- [Raw data]:
§ §

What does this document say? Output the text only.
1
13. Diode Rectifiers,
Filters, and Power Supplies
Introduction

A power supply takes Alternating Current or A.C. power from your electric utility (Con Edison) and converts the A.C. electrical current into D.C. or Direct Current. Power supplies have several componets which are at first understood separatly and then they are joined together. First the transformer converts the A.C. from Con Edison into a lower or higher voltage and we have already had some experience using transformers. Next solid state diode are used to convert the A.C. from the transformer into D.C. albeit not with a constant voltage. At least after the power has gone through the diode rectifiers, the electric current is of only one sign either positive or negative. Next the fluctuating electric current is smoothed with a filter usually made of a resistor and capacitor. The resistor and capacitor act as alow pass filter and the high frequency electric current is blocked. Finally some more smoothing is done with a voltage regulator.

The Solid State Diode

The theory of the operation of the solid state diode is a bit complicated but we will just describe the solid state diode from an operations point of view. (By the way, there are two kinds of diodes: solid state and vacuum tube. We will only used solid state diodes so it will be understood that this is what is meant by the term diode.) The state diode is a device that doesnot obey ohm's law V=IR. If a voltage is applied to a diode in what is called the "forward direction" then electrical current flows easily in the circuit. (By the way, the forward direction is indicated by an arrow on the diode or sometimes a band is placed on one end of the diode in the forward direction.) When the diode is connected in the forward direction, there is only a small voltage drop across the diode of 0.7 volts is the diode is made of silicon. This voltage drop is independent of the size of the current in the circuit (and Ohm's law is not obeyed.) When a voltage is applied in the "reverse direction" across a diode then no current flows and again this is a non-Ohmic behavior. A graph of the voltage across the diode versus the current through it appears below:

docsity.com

§ §

- [Given exercise]: Reproduce each entry above exactly, keeping every word.

- [Complete answer]:
What does this document say? Output the text only.
1
13. Diode Rectifiers,
Filters, and Power Supplies
Introduction

A power supply takes Alternating Current or A.C. power from your electric utility (Con Edison) and converts the A.C. electrical current into D.C. or Direct Current. Power supplies have several componets which are at first understood separatly and then they are joined together. First the transformer converts the A.C. from Con Edison into a lower or higher voltage and we have already had some experience using transformers. Next solid state diode are used to convert the A.C. from the transformer into D.C. albeit not with a constant voltage. At least after the power has gone through the diode rectifiers, the electric current is of only one sign either positive or negative. Next the fluctuating electric current is smoothed with a filter usually made of a resistor and capacitor. The resistor and capacitor act as alow pass filter and the high frequency electric current is blocked. Finally some more smoothing is done with a voltage regulator.

The Solid State Diode

The theory of the operation of the solid state diode is a bit complicated but we will just describe the solid state diode from an operations point of view. (By the way, there are two kinds of diodes: solid state and vacuum tube. We will only used solid state diodes so it will be understood that this is what is meant by the term diode.) The state diode is a device that doesnot obey ohm's law V=IR. If a voltage is applied to a diode in what is called the "forward direction" then electrical current flows easily in the circuit. (By the way, the forward direction is indicated by an arrow on the diode or sometimes a band is placed on one end of the diode in the forward direction.) When the diode is connected in the forward direction, there is only a small voltage drop across the diode of 0.7 volts is the diode is made of silicon. This voltage drop is independent of the size of the current in the circuit (and Ohm's law is not obeyed.) When a voltage is applied in the "reverse direction" across a diode then no current flows and again this is a non-Ohmic behavior. A graph of the voltage across the diode versus the current through it appears below:

docsity.com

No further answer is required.